#### Brief
Search the listing below for the string "Income" and show each line that contains it.

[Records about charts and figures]
****************

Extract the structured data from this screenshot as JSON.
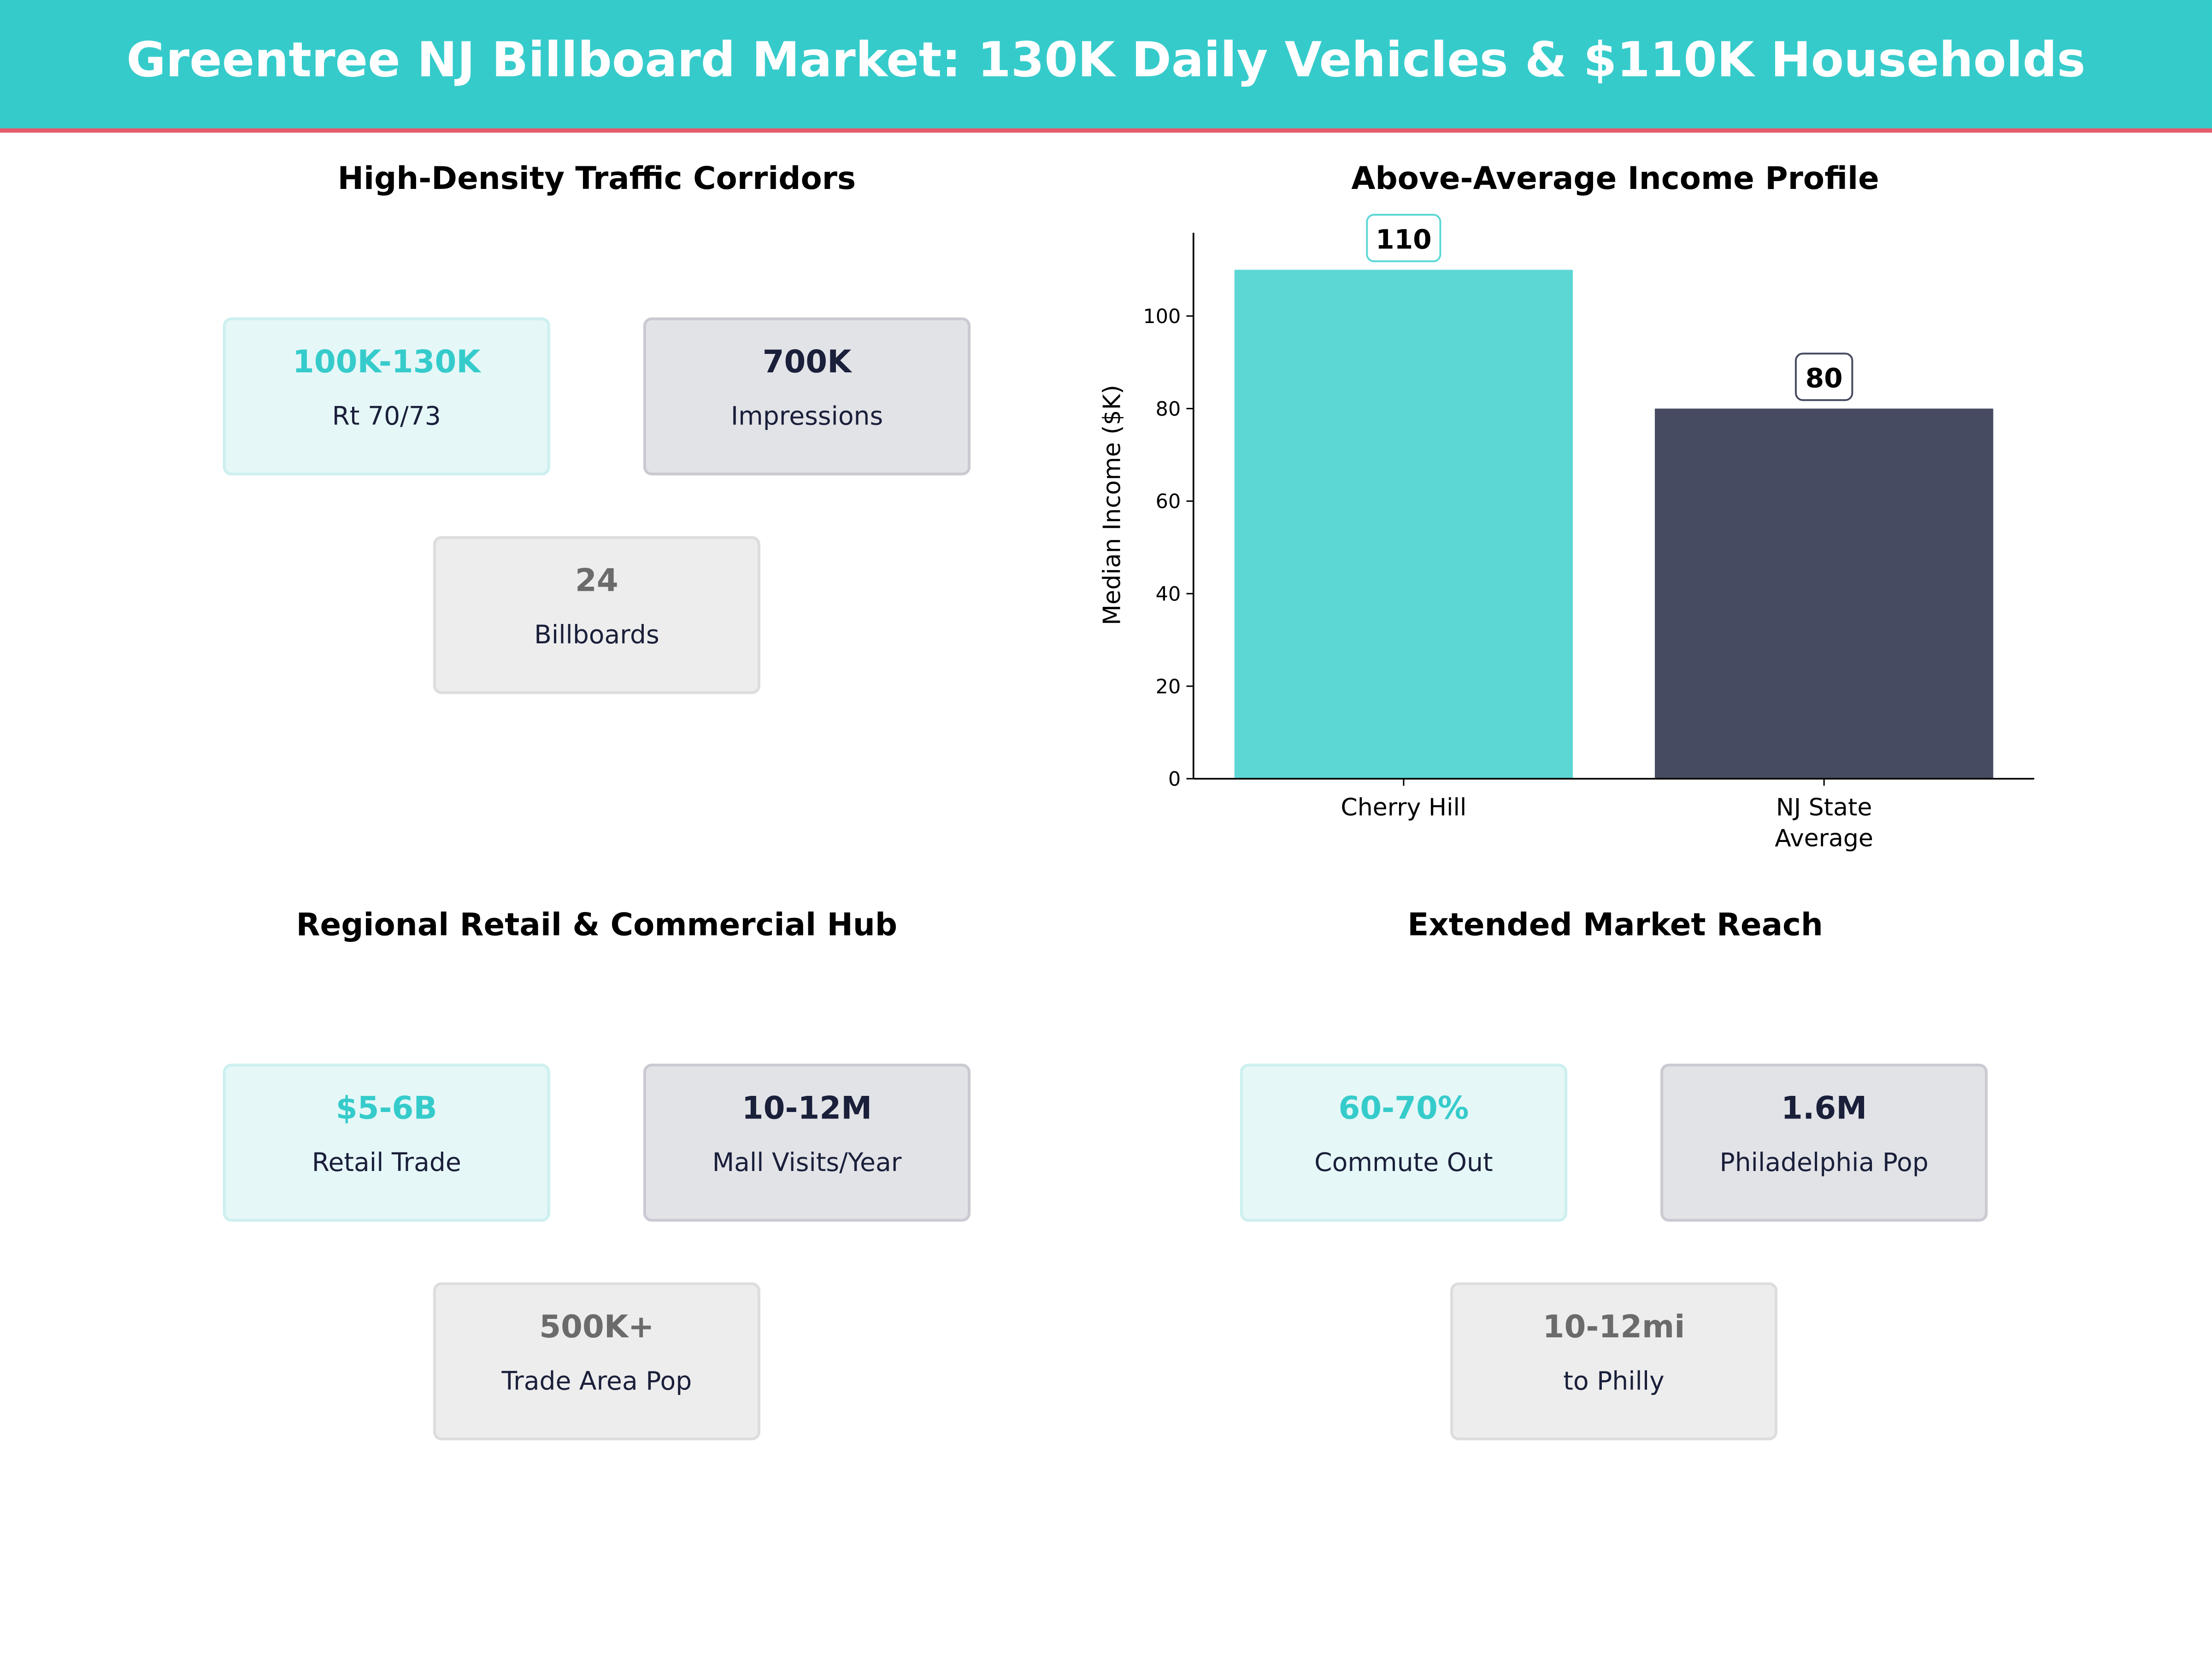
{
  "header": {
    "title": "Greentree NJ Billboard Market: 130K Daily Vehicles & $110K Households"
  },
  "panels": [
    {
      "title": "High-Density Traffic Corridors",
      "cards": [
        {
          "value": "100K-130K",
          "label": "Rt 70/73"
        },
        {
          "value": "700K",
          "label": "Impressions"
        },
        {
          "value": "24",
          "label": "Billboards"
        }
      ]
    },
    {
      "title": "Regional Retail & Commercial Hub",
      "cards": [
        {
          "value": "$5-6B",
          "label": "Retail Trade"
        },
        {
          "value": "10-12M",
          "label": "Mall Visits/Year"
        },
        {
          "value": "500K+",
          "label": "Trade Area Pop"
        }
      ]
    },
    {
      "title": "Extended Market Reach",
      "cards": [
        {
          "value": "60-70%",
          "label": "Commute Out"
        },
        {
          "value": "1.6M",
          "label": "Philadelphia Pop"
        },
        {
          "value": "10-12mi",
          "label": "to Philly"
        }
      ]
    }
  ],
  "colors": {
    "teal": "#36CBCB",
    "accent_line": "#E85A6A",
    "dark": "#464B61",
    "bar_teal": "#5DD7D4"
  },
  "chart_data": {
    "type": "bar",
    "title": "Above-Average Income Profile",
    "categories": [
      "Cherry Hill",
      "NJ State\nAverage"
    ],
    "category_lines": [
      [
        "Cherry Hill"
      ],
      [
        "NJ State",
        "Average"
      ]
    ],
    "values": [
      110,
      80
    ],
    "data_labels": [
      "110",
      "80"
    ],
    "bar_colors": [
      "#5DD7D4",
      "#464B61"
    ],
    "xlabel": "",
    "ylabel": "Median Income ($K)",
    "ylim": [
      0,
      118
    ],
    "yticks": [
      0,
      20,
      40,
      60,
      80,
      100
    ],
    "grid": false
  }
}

****************

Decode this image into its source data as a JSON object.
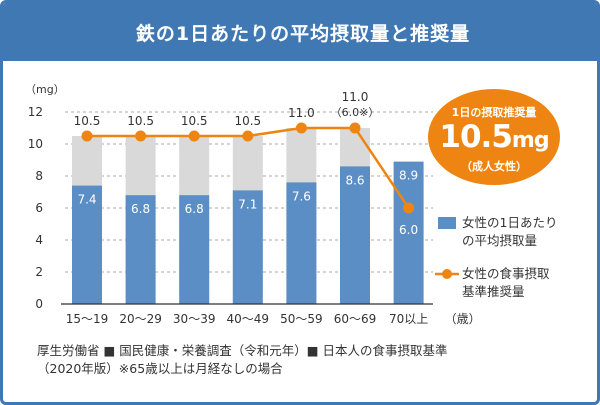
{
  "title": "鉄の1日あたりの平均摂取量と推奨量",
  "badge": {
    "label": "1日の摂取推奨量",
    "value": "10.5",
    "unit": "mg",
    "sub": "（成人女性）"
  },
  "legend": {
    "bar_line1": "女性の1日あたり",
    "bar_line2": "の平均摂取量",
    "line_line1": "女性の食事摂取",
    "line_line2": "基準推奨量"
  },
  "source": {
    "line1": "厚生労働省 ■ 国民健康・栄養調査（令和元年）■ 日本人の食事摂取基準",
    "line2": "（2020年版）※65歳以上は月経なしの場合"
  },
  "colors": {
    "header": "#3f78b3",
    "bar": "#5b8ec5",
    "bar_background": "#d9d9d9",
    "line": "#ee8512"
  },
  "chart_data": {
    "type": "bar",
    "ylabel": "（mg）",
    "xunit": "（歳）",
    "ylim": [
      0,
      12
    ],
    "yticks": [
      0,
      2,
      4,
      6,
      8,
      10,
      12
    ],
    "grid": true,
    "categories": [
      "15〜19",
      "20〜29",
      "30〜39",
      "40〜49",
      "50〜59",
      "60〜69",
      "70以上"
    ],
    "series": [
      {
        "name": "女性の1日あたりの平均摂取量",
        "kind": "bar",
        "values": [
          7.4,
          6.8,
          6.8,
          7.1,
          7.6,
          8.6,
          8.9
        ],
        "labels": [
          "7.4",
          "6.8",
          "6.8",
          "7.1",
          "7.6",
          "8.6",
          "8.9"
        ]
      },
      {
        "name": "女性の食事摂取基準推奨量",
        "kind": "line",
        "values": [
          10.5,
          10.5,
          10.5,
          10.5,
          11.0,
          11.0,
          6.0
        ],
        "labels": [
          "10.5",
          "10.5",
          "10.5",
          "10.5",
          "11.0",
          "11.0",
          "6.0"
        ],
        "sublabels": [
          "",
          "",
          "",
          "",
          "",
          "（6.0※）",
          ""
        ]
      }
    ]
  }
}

****************

#### Response to the task
    "title": "Above-Average Income Profile",
    "ylabel": "Median Income ($K)",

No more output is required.